**Task requirements:** Among the lines below, list those containing the string "JZSD".

**** Data for processing

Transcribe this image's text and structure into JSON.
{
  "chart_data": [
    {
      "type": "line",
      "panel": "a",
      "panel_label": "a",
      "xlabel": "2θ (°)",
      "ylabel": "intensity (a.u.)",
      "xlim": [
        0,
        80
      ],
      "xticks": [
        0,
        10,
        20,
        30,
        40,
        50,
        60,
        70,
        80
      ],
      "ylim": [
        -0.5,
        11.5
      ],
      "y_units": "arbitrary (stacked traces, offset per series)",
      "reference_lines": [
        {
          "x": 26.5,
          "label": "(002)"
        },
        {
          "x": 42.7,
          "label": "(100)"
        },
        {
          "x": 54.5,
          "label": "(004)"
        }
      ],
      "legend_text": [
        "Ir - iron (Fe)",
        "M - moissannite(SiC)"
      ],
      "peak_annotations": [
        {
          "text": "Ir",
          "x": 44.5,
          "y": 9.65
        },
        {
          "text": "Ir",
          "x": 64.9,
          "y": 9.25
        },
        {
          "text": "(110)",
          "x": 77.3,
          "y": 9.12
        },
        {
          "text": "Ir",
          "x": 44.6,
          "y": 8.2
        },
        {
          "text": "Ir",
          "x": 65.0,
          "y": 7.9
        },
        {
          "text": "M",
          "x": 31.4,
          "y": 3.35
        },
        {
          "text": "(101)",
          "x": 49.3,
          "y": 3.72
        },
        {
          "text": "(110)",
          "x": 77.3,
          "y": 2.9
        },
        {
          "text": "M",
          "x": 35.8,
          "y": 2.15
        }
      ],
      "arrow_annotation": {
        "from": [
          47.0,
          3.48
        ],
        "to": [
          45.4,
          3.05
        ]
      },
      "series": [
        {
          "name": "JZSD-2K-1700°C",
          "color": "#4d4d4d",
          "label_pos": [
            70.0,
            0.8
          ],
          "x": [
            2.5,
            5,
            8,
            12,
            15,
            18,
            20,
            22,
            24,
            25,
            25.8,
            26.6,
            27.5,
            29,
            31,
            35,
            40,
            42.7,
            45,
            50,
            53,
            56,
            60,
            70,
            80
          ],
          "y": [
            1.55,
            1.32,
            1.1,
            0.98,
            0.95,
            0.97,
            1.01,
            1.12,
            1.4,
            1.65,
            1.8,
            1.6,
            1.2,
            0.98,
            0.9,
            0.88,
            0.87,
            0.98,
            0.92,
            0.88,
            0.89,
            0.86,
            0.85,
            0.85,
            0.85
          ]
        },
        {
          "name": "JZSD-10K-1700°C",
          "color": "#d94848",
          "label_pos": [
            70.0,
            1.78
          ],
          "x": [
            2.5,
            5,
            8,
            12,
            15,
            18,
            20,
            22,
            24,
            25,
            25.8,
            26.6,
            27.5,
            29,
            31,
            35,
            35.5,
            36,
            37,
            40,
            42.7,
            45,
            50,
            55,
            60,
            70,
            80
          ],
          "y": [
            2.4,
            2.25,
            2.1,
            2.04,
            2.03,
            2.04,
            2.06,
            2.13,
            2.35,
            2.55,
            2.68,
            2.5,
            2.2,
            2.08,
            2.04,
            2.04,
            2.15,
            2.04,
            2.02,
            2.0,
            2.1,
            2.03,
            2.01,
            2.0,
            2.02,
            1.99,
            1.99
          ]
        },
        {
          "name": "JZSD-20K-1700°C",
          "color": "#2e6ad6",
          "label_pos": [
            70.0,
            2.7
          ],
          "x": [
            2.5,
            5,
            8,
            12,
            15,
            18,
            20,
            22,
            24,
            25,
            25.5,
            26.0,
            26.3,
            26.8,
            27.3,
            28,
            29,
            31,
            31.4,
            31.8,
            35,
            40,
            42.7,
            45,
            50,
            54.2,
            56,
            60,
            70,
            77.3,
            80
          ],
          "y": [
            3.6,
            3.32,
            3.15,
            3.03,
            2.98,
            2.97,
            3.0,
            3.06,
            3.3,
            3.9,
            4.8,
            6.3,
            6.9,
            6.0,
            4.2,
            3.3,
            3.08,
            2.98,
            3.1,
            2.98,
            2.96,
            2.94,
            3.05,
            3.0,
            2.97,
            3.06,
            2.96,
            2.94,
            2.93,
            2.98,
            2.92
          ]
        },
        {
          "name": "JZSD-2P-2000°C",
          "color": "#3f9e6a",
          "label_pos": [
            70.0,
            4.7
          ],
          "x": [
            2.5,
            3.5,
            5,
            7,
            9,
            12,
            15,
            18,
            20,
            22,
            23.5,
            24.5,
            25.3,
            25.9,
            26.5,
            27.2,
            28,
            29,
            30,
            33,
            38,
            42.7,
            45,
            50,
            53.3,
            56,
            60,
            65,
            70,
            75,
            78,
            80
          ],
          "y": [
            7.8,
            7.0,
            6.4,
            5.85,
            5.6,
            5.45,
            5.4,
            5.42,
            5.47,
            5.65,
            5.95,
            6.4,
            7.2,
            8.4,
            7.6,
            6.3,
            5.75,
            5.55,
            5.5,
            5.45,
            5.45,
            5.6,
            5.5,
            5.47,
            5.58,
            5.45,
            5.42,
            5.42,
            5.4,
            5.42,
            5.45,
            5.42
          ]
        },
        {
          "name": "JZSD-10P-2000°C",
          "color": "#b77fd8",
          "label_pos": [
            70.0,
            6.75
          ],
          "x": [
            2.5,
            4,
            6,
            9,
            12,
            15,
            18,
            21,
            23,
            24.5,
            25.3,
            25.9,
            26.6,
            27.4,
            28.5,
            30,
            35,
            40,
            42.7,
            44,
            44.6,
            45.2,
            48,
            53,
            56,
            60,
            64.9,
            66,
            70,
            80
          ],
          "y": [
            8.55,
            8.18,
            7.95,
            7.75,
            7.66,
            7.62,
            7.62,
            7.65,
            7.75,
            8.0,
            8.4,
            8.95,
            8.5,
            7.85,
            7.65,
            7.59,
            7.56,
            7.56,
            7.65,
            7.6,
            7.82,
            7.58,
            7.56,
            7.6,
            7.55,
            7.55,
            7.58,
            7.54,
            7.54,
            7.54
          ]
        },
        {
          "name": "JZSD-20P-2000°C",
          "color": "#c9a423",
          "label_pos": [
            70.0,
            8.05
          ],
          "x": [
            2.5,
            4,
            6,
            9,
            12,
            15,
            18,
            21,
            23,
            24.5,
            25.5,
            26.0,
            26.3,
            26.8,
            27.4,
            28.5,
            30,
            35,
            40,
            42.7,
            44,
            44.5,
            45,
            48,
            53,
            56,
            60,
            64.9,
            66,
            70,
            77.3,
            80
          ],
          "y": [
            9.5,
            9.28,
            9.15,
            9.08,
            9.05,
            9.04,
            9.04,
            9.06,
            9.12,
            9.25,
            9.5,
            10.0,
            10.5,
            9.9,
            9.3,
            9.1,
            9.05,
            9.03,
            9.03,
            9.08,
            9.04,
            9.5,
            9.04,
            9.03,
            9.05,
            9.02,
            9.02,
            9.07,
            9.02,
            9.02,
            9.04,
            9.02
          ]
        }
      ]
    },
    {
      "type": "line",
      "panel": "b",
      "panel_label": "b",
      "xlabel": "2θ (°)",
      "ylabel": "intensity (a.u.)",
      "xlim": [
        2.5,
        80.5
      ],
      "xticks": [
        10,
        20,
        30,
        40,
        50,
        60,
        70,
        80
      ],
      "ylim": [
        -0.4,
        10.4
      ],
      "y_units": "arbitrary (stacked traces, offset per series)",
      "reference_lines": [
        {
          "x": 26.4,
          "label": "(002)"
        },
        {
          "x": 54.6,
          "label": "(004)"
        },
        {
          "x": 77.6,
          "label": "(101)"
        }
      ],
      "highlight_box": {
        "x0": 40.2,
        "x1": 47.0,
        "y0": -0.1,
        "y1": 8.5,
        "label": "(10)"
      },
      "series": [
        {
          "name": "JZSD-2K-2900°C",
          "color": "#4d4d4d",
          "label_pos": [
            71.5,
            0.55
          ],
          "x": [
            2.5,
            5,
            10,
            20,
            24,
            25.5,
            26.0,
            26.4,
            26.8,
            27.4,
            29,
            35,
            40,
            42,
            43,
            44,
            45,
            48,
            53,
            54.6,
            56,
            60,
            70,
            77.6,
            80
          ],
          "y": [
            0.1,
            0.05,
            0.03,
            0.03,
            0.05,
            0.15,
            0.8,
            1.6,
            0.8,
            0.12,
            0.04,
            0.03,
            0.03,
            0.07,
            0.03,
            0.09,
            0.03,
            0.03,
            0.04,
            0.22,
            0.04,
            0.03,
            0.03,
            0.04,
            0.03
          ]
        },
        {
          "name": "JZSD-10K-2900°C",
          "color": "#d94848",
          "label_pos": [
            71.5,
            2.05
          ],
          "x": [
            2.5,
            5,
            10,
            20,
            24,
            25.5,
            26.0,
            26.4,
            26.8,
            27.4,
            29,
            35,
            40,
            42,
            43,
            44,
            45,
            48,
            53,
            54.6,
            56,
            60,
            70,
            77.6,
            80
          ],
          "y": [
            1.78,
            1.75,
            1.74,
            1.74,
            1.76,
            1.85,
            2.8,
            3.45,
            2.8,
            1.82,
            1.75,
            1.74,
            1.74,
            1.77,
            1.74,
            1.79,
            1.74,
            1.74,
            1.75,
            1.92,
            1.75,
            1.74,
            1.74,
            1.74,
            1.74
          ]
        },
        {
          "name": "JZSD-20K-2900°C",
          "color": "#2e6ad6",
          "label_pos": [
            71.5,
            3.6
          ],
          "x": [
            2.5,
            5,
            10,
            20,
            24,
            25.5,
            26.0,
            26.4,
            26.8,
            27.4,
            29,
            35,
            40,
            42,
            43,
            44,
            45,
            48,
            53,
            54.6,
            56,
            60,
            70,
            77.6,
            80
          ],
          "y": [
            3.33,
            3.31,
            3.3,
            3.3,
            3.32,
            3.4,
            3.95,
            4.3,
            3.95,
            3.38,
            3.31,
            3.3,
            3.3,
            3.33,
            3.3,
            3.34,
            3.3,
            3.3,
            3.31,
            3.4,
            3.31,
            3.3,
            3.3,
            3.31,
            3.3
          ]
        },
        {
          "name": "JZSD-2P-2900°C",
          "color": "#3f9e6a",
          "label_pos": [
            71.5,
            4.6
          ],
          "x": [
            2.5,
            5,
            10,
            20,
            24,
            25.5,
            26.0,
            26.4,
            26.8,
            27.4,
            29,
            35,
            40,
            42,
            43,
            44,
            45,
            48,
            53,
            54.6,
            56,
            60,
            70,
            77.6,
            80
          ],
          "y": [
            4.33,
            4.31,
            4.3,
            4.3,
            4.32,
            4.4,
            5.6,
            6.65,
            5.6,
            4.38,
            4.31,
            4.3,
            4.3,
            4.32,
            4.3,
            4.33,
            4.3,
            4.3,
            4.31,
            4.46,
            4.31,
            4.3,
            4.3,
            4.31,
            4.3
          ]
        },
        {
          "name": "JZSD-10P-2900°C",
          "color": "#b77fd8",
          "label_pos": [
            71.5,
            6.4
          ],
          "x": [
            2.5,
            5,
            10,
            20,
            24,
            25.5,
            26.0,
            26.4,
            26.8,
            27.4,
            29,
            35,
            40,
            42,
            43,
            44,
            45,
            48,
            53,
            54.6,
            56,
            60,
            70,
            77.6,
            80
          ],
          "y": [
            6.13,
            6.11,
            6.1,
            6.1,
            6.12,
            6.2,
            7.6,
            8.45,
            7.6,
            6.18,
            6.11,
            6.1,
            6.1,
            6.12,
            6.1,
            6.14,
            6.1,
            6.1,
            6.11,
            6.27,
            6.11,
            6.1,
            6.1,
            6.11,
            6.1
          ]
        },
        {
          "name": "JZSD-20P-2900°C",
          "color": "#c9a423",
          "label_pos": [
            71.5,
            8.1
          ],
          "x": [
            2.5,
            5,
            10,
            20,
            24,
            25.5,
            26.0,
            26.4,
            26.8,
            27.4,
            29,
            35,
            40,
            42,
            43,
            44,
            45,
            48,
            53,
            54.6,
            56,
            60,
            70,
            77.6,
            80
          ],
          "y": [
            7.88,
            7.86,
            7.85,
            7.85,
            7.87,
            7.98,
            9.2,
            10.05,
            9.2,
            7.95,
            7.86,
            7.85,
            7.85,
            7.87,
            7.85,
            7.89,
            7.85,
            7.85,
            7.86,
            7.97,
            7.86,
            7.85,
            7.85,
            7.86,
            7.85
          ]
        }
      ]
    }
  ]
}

********

**Exercise output:**
          "name": "JZSD-2K-1700°C",
          "name": "JZSD-10K-1700°C",
          "name": "JZSD-20K-1700°C",
          "name": "JZSD-2P-2000°C",
          "name": "JZSD-10P-2000°C",
          "name": "JZSD-20P-2000°C",
          "name": "JZSD-2K-2900°C",
          "name": "JZSD-10K-2900°C",
          "name": "JZSD-20K-2900°C",
          "name": "JZSD-2P-2900°C",
          "name": "JZSD-10P-2900°C",
          "name": "JZSD-20P-2900°C",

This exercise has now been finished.